### [PROMPT]
Every record below should be printed exactly as given.

### [GIVEN RECORDS]

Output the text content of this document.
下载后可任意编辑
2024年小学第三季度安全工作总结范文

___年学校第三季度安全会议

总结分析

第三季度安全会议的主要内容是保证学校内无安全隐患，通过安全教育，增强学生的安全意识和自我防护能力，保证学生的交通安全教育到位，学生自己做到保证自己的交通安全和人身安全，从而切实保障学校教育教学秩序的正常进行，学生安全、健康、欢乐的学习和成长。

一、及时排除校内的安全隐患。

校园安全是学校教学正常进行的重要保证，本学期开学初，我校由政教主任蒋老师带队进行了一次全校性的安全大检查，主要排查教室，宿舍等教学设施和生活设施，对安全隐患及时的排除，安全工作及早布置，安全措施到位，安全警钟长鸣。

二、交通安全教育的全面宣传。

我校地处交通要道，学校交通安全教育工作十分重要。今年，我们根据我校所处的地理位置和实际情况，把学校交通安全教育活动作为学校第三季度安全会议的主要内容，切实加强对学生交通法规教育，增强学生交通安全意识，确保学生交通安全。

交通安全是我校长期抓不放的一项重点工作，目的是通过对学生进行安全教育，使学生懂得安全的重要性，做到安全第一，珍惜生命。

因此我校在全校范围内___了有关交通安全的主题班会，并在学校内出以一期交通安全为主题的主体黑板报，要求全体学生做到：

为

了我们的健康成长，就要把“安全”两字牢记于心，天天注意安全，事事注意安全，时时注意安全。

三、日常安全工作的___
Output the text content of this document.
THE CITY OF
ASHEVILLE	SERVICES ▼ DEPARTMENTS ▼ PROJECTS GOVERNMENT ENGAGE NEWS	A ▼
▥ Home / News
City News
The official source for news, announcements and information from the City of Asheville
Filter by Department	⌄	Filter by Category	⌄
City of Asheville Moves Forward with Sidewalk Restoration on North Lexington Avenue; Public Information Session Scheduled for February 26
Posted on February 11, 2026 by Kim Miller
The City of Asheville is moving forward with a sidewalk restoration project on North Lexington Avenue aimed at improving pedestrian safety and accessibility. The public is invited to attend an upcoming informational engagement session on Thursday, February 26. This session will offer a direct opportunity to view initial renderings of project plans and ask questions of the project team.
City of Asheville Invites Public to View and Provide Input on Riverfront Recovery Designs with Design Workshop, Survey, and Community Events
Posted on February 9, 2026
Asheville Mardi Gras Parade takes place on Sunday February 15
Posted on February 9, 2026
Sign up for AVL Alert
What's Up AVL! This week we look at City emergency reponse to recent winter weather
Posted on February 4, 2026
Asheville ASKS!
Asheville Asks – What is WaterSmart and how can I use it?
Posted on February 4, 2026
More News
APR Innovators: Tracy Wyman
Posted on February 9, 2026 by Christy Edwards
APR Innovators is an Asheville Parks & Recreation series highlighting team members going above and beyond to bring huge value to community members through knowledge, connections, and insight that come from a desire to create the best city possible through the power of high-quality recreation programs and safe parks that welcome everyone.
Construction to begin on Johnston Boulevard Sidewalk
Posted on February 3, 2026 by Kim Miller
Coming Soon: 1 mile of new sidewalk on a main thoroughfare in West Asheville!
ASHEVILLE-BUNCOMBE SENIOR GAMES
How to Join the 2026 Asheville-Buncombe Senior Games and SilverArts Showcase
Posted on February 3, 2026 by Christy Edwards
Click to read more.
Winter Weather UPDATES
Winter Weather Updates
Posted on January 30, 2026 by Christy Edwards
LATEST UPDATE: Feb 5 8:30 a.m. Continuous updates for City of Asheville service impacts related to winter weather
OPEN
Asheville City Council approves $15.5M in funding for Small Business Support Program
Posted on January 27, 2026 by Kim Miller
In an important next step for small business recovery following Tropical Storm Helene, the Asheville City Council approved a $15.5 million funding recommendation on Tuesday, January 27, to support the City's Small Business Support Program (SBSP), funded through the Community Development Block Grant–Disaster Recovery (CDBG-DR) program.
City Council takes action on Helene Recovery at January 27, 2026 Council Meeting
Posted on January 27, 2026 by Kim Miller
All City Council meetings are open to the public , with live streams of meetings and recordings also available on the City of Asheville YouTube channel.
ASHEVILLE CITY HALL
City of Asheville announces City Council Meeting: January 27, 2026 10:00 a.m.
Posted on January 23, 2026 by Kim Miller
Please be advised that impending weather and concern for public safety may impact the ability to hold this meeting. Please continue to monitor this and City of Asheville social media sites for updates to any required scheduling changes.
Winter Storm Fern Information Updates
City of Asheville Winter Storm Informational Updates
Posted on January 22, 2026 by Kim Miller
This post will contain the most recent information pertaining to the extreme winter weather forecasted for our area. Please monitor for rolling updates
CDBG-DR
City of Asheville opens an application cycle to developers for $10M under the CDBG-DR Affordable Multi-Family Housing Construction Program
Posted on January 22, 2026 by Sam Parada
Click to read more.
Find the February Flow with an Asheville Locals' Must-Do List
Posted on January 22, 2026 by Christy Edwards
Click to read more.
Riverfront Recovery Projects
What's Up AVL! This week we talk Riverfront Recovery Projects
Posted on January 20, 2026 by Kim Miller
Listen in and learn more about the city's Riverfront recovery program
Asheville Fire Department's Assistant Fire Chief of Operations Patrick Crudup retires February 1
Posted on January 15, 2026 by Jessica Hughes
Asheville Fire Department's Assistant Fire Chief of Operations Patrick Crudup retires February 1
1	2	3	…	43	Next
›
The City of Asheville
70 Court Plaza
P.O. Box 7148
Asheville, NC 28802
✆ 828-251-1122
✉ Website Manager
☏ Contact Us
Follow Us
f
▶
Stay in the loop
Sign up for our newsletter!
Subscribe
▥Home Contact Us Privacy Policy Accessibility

### [SOLUTION TO THE EXERCISE]
Output the text content of this document.
下载后可任意编辑
2024年小学第三季度安全工作总结范文

___年学校第三季度安全会议

总结分析

第三季度安全会议的主要内容是保证学校内无安全隐患，通过安全教育，增强学生的安全意识和自我防护能力，保证学生的交通安全教育到位，学生自己做到保证自己的交通安全和人身安全，从而切实保障学校教育教学秩序的正常进行，学生安全、健康、欢乐的学习和成长。

一、及时排除校内的安全隐患。

校园安全是学校教学正常进行的重要保证，本学期开学初，我校由政教主任蒋老师带队进行了一次全校性的安全大检查，主要排查教室，宿舍等教学设施和生活设施，对安全隐患及时的排除，安全工作及早布置，安全措施到位，安全警钟长鸣。

二、交通安全教育的全面宣传。

我校地处交通要道，学校交通安全教育工作十分重要。今年，我们根据我校所处的地理位置和实际情况，把学校交通安全教育活动作为学校第三季度安全会议的主要内容，切实加强对学生交通法规教育，增强学生交通安全意识，确保学生交通安全。

交通安全是我校长期抓不放的一项重点工作，目的是通过对学生进行安全教育，使学生懂得安全的重要性，做到安全第一，珍惜生命。

因此我校在全校范围内___了有关交通安全的主题班会，并在学校内出以一期交通安全为主题的主体黑板报，要求全体学生做到：

为

了我们的健康成长，就要把“安全”两字牢记于心，天天注意安全，事事注意安全，时时注意安全。

三、日常安全工作的___
Output the text content of this document.
THE CITY OF
ASHEVILLE	SERVICES ▼ DEPARTMENTS ▼ PROJECTS GOVERNMENT ENGAGE NEWS	A ▼
▥ Home / News
City News
The official source for news, announcements and information from the City of Asheville
Filter by Department	⌄	Filter by Category	⌄
City of Asheville Moves Forward with Sidewalk Restoration on North Lexington Avenue; Public Information Session Scheduled for February 26
Posted on February 11, 2026 by Kim Miller
The City of Asheville is moving forward with a sidewalk restoration project on North Lexington Avenue aimed at improving pedestrian safety and accessibility. The public is invited to attend an upcoming informational engagement session on Thursday, February 26. This session will offer a direct opportunity to view initial renderings of project plans and ask questions of the project team.
City of Asheville Invites Public to View and Provide Input on Riverfront Recovery Designs with Design Workshop, Survey, and Community Events
Posted on February 9, 2026
Asheville Mardi Gras Parade takes place on Sunday February 15
Posted on February 9, 2026
Sign up for AVL Alert
What's Up AVL! This week we look at City emergency reponse to recent winter weather
Posted on February 4, 2026
Asheville ASKS!
Asheville Asks – What is WaterSmart and how can I use it?
Posted on February 4, 2026
More News
APR Innovators: Tracy Wyman
Posted on February 9, 2026 by Christy Edwards
APR Innovators is an Asheville Parks & Recreation series highlighting team members going above and beyond to bring huge value to community members through knowledge, connections, and insight that come from a desire to create the best city possible through the power of high-quality recreation programs and safe parks that welcome everyone.
Construction to begin on Johnston Boulevard Sidewalk
Posted on February 3, 2026 by Kim Miller
Coming Soon: 1 mile of new sidewalk on a main thoroughfare in West Asheville!
ASHEVILLE-BUNCOMBE SENIOR GAMES
How to Join the 2026 Asheville-Buncombe Senior Games and SilverArts Showcase
Posted on February 3, 2026 by Christy Edwards
Click to read more.
Winter Weather UPDATES
Winter Weather Updates
Posted on January 30, 2026 by Christy Edwards
LATEST UPDATE: Feb 5 8:30 a.m. Continuous updates for City of Asheville service impacts related to winter weather
OPEN
Asheville City Council approves $15.5M in funding for Small Business Support Program
Posted on January 27, 2026 by Kim Miller
In an important next step for small business recovery following Tropical Storm Helene, the Asheville City Council approved a $15.5 million funding recommendation on Tuesday, January 27, to support the City's Small Business Support Program (SBSP), funded through the Community Development Block Grant–Disaster Recovery (CDBG-DR) program.
City Council takes action on Helene Recovery at January 27, 2026 Council Meeting
Posted on January 27, 2026 by Kim Miller
All City Council meetings are open to the public , with live streams of meetings and recordings also available on the City of Asheville YouTube channel.
ASHEVILLE CITY HALL
City of Asheville announces City Council Meeting: January 27, 2026 10:00 a.m.
Posted on January 23, 2026 by Kim Miller
Please be advised that impending weather and concern for public safety may impact the ability to hold this meeting. Please continue to monitor this and City of Asheville social media sites for updates to any required scheduling changes.
Winter Storm Fern Information Updates
City of Asheville Winter Storm Informational Updates
Posted on January 22, 2026 by Kim Miller
This post will contain the most recent information pertaining to the extreme winter weather forecasted for our area. Please monitor for rolling updates
CDBG-DR
City of Asheville opens an application cycle to developers for $10M under the CDBG-DR Affordable Multi-Family Housing Construction Program
Posted on January 22, 2026 by Sam Parada
Click to read more.
Find the February Flow with an Asheville Locals' Must-Do List
Posted on January 22, 2026 by Christy Edwards
Click to read more.
Riverfront Recovery Projects
What's Up AVL! This week we talk Riverfront Recovery Projects
Posted on January 20, 2026 by Kim Miller
Listen in and learn more about the city's Riverfront recovery program
Asheville Fire Department's Assistant Fire Chief of Operations Patrick Crudup retires February 1
Posted on January 15, 2026 by Jessica Hughes
Asheville Fire Department's Assistant Fire Chief of Operations Patrick Crudup retires February 1
1	2	3	…	43	Next
›
The City of Asheville
70 Court Plaza
P.O. Box 7148
Asheville, NC 28802
✆ 828-251-1122
✉ Website Manager
☏ Contact Us
Follow Us
f
▶
Stay in the loop
Sign up for our newsletter!
Subscribe
▥Home Contact Us Privacy Policy Accessibility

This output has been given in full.